— start Source records —

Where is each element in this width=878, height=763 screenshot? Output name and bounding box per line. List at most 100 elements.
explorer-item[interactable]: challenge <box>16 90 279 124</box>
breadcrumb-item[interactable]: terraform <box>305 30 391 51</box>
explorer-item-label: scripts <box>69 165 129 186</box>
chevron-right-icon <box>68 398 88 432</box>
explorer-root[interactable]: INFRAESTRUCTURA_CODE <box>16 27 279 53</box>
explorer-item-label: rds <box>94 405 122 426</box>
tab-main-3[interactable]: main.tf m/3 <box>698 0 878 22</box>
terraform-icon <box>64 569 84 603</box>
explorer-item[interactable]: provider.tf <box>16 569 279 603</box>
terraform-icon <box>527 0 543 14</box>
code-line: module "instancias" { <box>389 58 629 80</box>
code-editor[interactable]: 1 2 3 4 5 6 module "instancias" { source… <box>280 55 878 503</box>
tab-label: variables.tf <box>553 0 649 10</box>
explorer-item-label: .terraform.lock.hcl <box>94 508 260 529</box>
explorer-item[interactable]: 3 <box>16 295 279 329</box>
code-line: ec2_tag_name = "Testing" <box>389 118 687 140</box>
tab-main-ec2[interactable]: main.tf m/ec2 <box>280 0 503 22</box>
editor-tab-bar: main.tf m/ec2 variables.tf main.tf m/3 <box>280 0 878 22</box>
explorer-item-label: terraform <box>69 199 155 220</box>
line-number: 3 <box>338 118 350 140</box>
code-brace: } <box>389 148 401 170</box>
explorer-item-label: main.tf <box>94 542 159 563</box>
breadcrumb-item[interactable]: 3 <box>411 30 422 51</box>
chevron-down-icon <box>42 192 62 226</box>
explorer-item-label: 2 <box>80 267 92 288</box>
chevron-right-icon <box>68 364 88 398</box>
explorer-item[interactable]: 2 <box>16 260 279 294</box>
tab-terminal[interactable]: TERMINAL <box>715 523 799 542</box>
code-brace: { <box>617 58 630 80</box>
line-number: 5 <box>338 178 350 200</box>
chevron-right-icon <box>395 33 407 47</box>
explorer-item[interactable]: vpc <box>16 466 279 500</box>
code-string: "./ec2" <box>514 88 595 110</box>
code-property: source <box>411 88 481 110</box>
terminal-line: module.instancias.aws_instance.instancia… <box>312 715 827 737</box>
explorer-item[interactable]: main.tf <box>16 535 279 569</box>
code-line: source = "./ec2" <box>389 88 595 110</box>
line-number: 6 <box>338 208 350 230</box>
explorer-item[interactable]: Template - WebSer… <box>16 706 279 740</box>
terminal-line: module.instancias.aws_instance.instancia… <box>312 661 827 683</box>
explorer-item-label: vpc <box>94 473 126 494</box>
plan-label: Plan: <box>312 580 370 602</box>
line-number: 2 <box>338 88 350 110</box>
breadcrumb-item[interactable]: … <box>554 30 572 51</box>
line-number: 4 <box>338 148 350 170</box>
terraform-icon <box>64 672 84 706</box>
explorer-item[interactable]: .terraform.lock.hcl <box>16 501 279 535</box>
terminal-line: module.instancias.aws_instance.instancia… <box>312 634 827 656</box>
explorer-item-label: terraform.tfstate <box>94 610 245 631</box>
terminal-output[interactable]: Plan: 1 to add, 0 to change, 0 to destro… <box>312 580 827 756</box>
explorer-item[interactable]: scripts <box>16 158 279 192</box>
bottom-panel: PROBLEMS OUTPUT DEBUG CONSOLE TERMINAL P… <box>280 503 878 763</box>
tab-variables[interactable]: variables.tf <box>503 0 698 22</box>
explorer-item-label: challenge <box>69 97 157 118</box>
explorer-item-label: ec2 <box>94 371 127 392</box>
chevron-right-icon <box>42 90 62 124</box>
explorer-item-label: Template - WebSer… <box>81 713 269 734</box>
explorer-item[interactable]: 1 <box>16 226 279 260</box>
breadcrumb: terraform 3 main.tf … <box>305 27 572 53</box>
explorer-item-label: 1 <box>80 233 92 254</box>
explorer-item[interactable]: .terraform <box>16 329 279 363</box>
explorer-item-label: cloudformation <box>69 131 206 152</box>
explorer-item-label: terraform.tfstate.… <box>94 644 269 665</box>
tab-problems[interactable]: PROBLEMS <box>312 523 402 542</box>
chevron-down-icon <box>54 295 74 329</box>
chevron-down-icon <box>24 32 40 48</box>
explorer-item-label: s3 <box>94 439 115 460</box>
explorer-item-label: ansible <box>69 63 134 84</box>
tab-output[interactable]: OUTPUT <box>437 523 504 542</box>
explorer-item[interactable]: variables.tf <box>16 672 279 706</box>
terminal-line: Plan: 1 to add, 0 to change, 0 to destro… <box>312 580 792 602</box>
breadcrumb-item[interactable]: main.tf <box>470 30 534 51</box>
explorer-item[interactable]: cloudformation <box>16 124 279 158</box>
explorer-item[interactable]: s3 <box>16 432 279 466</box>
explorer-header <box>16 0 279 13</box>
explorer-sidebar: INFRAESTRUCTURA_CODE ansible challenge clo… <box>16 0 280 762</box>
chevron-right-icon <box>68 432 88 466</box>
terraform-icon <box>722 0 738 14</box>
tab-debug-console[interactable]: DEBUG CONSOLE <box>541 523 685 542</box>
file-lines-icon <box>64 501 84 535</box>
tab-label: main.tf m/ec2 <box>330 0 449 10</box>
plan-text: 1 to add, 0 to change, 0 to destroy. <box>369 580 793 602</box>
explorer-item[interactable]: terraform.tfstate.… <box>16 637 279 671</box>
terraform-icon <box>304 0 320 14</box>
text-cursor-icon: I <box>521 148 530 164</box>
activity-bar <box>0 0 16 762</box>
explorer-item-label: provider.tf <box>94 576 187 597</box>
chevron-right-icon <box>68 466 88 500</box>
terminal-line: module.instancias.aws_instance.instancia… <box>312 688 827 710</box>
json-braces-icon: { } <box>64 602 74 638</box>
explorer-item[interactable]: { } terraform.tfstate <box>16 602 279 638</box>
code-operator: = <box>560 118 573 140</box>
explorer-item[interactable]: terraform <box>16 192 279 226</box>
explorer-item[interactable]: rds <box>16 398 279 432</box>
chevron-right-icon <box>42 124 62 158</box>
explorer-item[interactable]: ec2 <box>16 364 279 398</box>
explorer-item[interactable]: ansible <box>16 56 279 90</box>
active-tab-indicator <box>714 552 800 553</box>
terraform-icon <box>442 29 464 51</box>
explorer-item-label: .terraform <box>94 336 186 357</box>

— end Source records —

# Stated task
Retype the material verbatim, everything from its first line down to and including the line containing "line-number: 6 <box>338 208 350 230</box>".

# Task answer
Where is each element in this width=878, height=763 screenshot? Output name and bounding box per line. List at most 100 elements.
explorer-item[interactable]: challenge <box>16 90 279 124</box>
breadcrumb-item[interactable]: terraform <box>305 30 391 51</box>
explorer-item-label: scripts <box>69 165 129 186</box>
chevron-right-icon <box>68 398 88 432</box>
explorer-root[interactable]: INFRAESTRUCTURA_CODE <box>16 27 279 53</box>
explorer-item-label: rds <box>94 405 122 426</box>
tab-main-3[interactable]: main.tf m/3 <box>698 0 878 22</box>
terraform-icon <box>64 569 84 603</box>
explorer-item[interactable]: provider.tf <box>16 569 279 603</box>
terraform-icon <box>527 0 543 14</box>
code-line: module "instancias" { <box>389 58 629 80</box>
code-editor[interactable]: 1 2 3 4 5 6 module "instancias" { source… <box>280 55 878 503</box>
tab-label: variables.tf <box>553 0 649 10</box>
explorer-item-label: .terraform.lock.hcl <box>94 508 260 529</box>
explorer-item[interactable]: 3 <box>16 295 279 329</box>
code-line: ec2_tag_name = "Testing" <box>389 118 687 140</box>
tab-main-ec2[interactable]: main.tf m/ec2 <box>280 0 503 22</box>
editor-tab-bar: main.tf m/ec2 variables.tf main.tf m/3 <box>280 0 878 22</box>
explorer-item-label: terraform <box>69 199 155 220</box>
line-number: 3 <box>338 118 350 140</box>
code-brace: } <box>389 148 401 170</box>
explorer-item-label: main.tf <box>94 542 159 563</box>
breadcrumb-item[interactable]: 3 <box>411 30 422 51</box>
chevron-down-icon <box>42 192 62 226</box>
explorer-item-label: 2 <box>80 267 92 288</box>
chevron-right-icon <box>68 364 88 398</box>
explorer-item[interactable]: 2 <box>16 260 279 294</box>
tab-terminal[interactable]: TERMINAL <box>715 523 799 542</box>
code-brace: { <box>617 58 630 80</box>
line-number: 5 <box>338 178 350 200</box>
chevron-right-icon <box>395 33 407 47</box>
explorer-item[interactable]: vpc <box>16 466 279 500</box>
code-string: "./ec2" <box>514 88 595 110</box>
code-property: source <box>411 88 481 110</box>
terminal-line: module.instancias.aws_instance.instancia… <box>312 715 827 737</box>
explorer-item[interactable]: main.tf <box>16 535 279 569</box>
code-line: source = "./ec2" <box>389 88 595 110</box>
line-number: 6 <box>338 208 350 230</box>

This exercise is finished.